Search the records that follow and extract every line containing the string "cart".

◆ Material provided
--- begin ---
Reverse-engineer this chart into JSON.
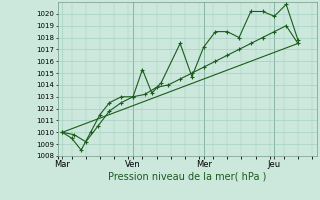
{
  "xlabel": "Pression niveau de la mer( hPa )",
  "bg_color": "#cce8dd",
  "grid_color": "#99ccbb",
  "line_color": "#1a5c1a",
  "vline_color": "#779988",
  "ylim": [
    1008,
    1021
  ],
  "yticks": [
    1008,
    1009,
    1010,
    1011,
    1012,
    1013,
    1014,
    1015,
    1016,
    1017,
    1018,
    1019,
    1020
  ],
  "xtick_labels": [
    "Mar",
    "Ven",
    "Mer",
    "Jeu"
  ],
  "xtick_positions": [
    0,
    30,
    60,
    90
  ],
  "xlim": [
    -2,
    108
  ],
  "series1_x": [
    0,
    4,
    8,
    12,
    16,
    20,
    25,
    30,
    34,
    38,
    42,
    50,
    55,
    60,
    65,
    70,
    75,
    80,
    85,
    90,
    95,
    100
  ],
  "series1_y": [
    1010.0,
    1009.5,
    1008.5,
    1010.0,
    1011.5,
    1012.5,
    1013.0,
    1013.0,
    1015.3,
    1013.3,
    1014.2,
    1017.5,
    1014.7,
    1017.2,
    1018.5,
    1018.5,
    1018.0,
    1020.2,
    1020.2,
    1019.8,
    1020.8,
    1017.8
  ],
  "series2_x": [
    0,
    5,
    10,
    15,
    20,
    25,
    30,
    35,
    40,
    45,
    50,
    55,
    60,
    65,
    70,
    75,
    80,
    85,
    90,
    95,
    100
  ],
  "series2_y": [
    1010.0,
    1009.8,
    1009.2,
    1010.5,
    1011.8,
    1012.5,
    1013.0,
    1013.2,
    1013.8,
    1014.0,
    1014.5,
    1015.0,
    1015.5,
    1016.0,
    1016.5,
    1017.0,
    1017.5,
    1018.0,
    1018.5,
    1019.0,
    1017.5
  ],
  "series3_x": [
    0,
    100
  ],
  "series3_y": [
    1010.0,
    1017.5
  ],
  "ytick_fontsize": 5.0,
  "xtick_fontsize": 6.0,
  "xlabel_fontsize": 7.0,
  "figsize": [
    3.2,
    2.0
  ],
  "dpi": 100
}
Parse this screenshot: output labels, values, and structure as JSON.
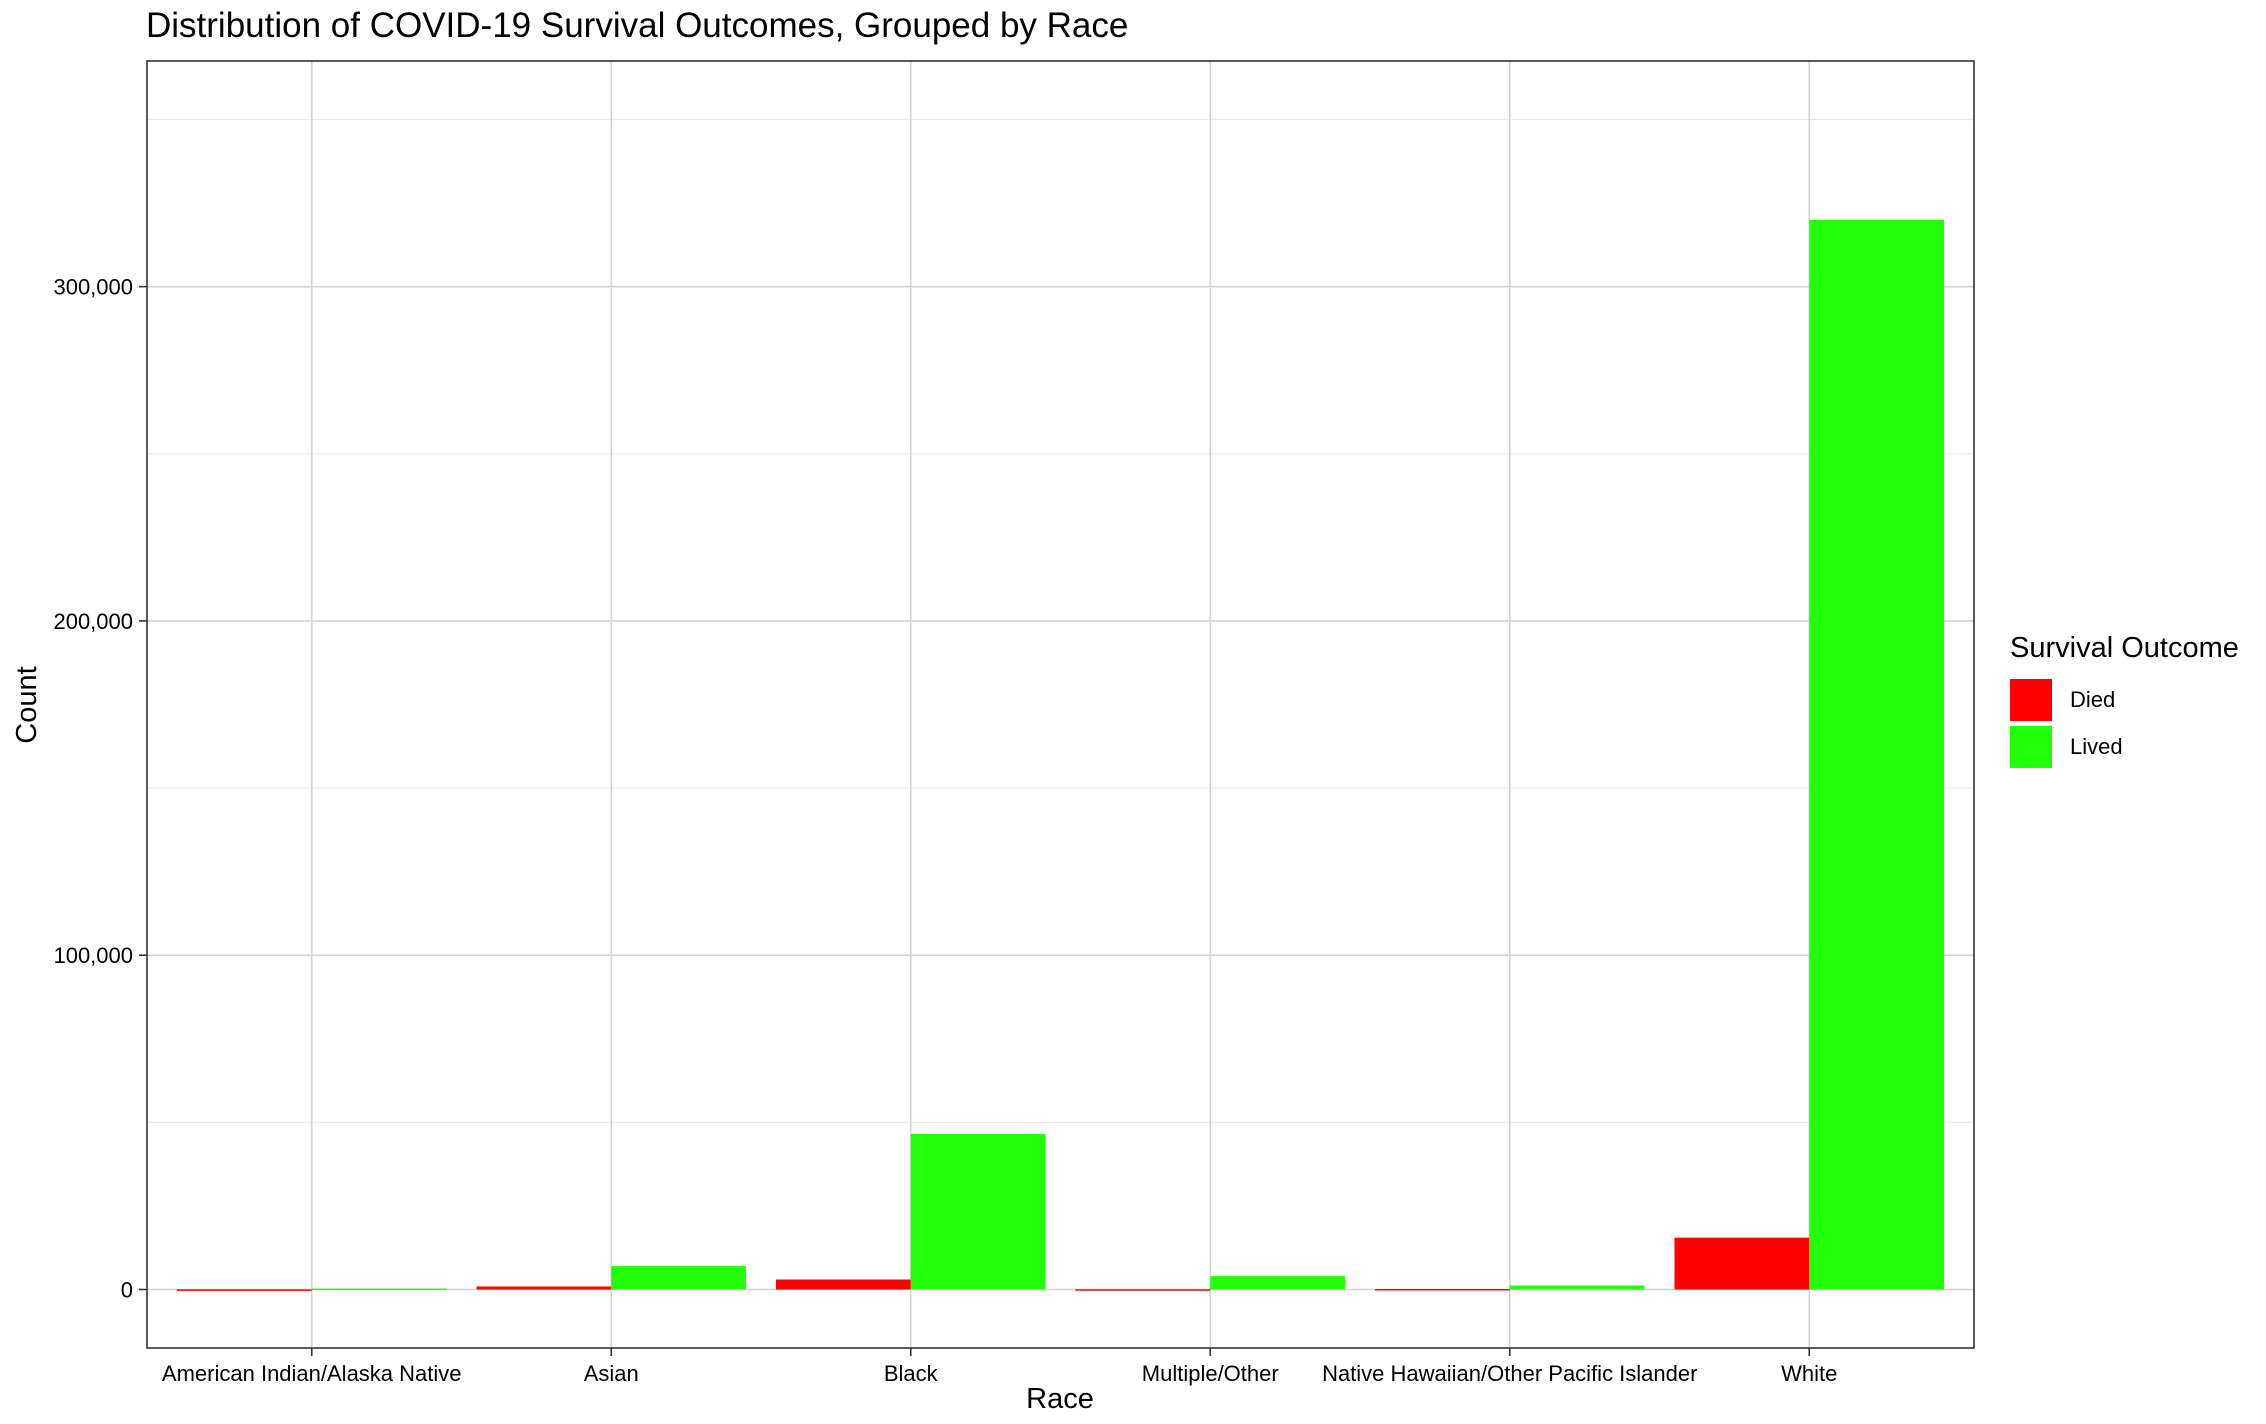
{
  "chart_data": {
    "type": "bar",
    "title": "Distribution of COVID-19 Survival Outcomes, Grouped by Race",
    "xlabel": "Race",
    "ylabel": "Count",
    "categories": [
      "American Indian/Alaska Native",
      "Asian",
      "Black",
      "Multiple/Other",
      "Native Hawaiian/Other Pacific Islander",
      "White"
    ],
    "series": [
      {
        "name": "Died",
        "color": "#ff0000",
        "values": [
          30,
          900,
          3000,
          80,
          150,
          15500
        ]
      },
      {
        "name": "Lived",
        "color": "#22ff08",
        "values": [
          300,
          7000,
          46500,
          4000,
          1200,
          320000
        ]
      }
    ],
    "ylim": [
      -17500,
      367500
    ],
    "yticks": [
      0,
      100000,
      200000,
      300000
    ],
    "ytick_labels": [
      "0",
      "100,000",
      "200,000",
      "300,000"
    ],
    "grid": true,
    "legend": {
      "title": "Survival Outcome",
      "position": "right"
    }
  }
}
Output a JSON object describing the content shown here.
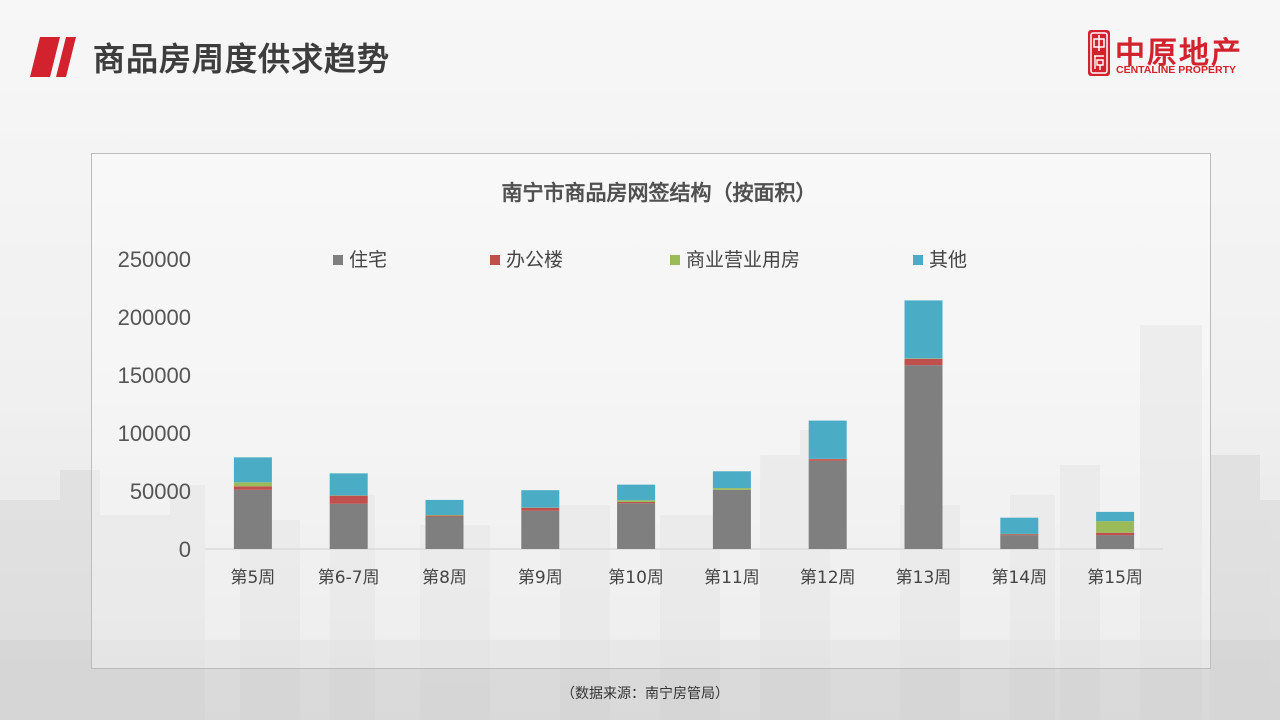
{
  "page": {
    "title": "商品房周度供求趋势",
    "source_note": "（数据来源：南宁房管局）"
  },
  "logo": {
    "name_cn": "中原地产",
    "name_en": "CENTALINE PROPERTY",
    "seal_text": "中原"
  },
  "colors": {
    "accent": "#d2222d",
    "residential": "#7f7f7f",
    "office": "#c0504d",
    "commercial": "#9bbb59",
    "other": "#4bacc6"
  },
  "chart_data": {
    "type": "bar",
    "stacked": true,
    "title": "南宁市商品房网签结构（按面积）",
    "categories": [
      "第5周",
      "第6-7周",
      "第8周",
      "第9周",
      "第10周",
      "第11周",
      "第12周",
      "第13周",
      "第14周",
      "第15周"
    ],
    "ylim": [
      0,
      250000
    ],
    "yticks": [
      0,
      50000,
      100000,
      150000,
      200000,
      250000
    ],
    "grid": false,
    "legend_position": "top",
    "series": [
      {
        "name": "住宅",
        "color": "#7f7f7f",
        "values": [
          51000,
          39000,
          28000,
          33000,
          39500,
          51000,
          76000,
          158500,
          12000,
          12000
        ]
      },
      {
        "name": "办公楼",
        "color": "#c0504d",
        "values": [
          3000,
          7000,
          800,
          2500,
          1000,
          0,
          1500,
          5500,
          800,
          2000
        ]
      },
      {
        "name": "商业营业用房",
        "color": "#9bbb59",
        "values": [
          3500,
          200,
          500,
          200,
          1500,
          1500,
          200,
          300,
          200,
          10000
        ]
      },
      {
        "name": "其他",
        "color": "#4bacc6",
        "values": [
          21500,
          19000,
          13000,
          15000,
          13500,
          14500,
          33000,
          50000,
          14000,
          8000
        ]
      }
    ]
  }
}
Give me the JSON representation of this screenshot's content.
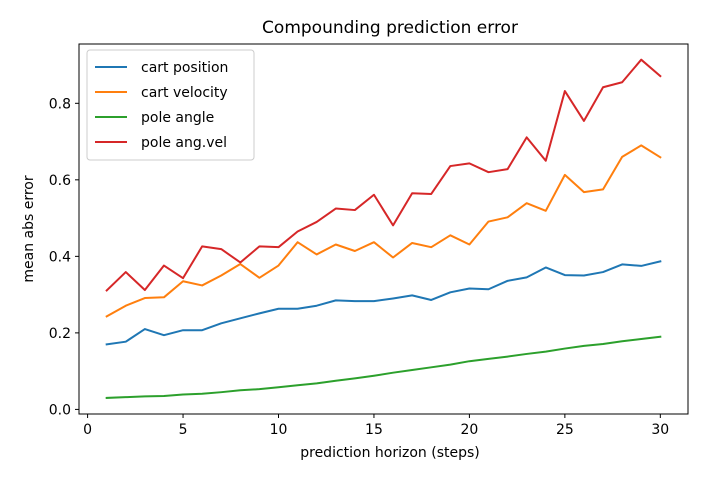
{
  "chart_data": {
    "type": "line",
    "title": "Compounding prediction error",
    "xlabel": "prediction horizon (steps)",
    "ylabel": "mean abs error",
    "xlim": [
      -0.45,
      31.45
    ],
    "ylim": [
      -0.012,
      0.955
    ],
    "xticks": [
      0,
      5,
      10,
      15,
      20,
      25,
      30
    ],
    "yticks": [
      0.0,
      0.2,
      0.4,
      0.6,
      0.8
    ],
    "xtick_labels": [
      "0",
      "5",
      "10",
      "15",
      "20",
      "25",
      "30"
    ],
    "ytick_labels": [
      "0.0",
      "0.2",
      "0.4",
      "0.6",
      "0.8"
    ],
    "grid": false,
    "legend_position": "top-left",
    "x": [
      1,
      2,
      3,
      4,
      5,
      6,
      7,
      8,
      9,
      10,
      11,
      12,
      13,
      14,
      15,
      16,
      17,
      18,
      19,
      20,
      21,
      22,
      23,
      24,
      25,
      26,
      27,
      28,
      29,
      30
    ],
    "series": [
      {
        "name": "cart position",
        "color": "#1f77b4",
        "values": [
          0.17,
          0.177,
          0.21,
          0.194,
          0.207,
          0.207,
          0.225,
          0.238,
          0.251,
          0.263,
          0.263,
          0.271,
          0.285,
          0.283,
          0.283,
          0.29,
          0.298,
          0.286,
          0.306,
          0.316,
          0.314,
          0.336,
          0.345,
          0.371,
          0.351,
          0.35,
          0.359,
          0.379,
          0.375,
          0.387
        ]
      },
      {
        "name": "cart velocity",
        "color": "#ff7f0e",
        "values": [
          0.243,
          0.271,
          0.291,
          0.293,
          0.335,
          0.324,
          0.35,
          0.38,
          0.344,
          0.376,
          0.437,
          0.405,
          0.431,
          0.414,
          0.437,
          0.397,
          0.435,
          0.424,
          0.455,
          0.431,
          0.491,
          0.502,
          0.539,
          0.519,
          0.613,
          0.568,
          0.575,
          0.66,
          0.69,
          0.659
        ]
      },
      {
        "name": "pole angle",
        "color": "#2ca02c",
        "values": [
          0.03,
          0.032,
          0.034,
          0.035,
          0.039,
          0.041,
          0.045,
          0.05,
          0.053,
          0.058,
          0.063,
          0.068,
          0.075,
          0.081,
          0.088,
          0.096,
          0.103,
          0.11,
          0.117,
          0.126,
          0.132,
          0.138,
          0.145,
          0.151,
          0.159,
          0.166,
          0.171,
          0.178,
          0.184,
          0.19
        ]
      },
      {
        "name": "pole ang.vel",
        "color": "#d62728",
        "values": [
          0.311,
          0.359,
          0.312,
          0.376,
          0.343,
          0.426,
          0.419,
          0.384,
          0.426,
          0.424,
          0.465,
          0.49,
          0.525,
          0.521,
          0.561,
          0.481,
          0.565,
          0.563,
          0.636,
          0.643,
          0.62,
          0.628,
          0.711,
          0.65,
          0.832,
          0.754,
          0.842,
          0.855,
          0.914,
          0.871
        ]
      }
    ]
  }
}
--- end ---
◆ Finished exercise
        "name": "cart position",
        "name": "cart velocity",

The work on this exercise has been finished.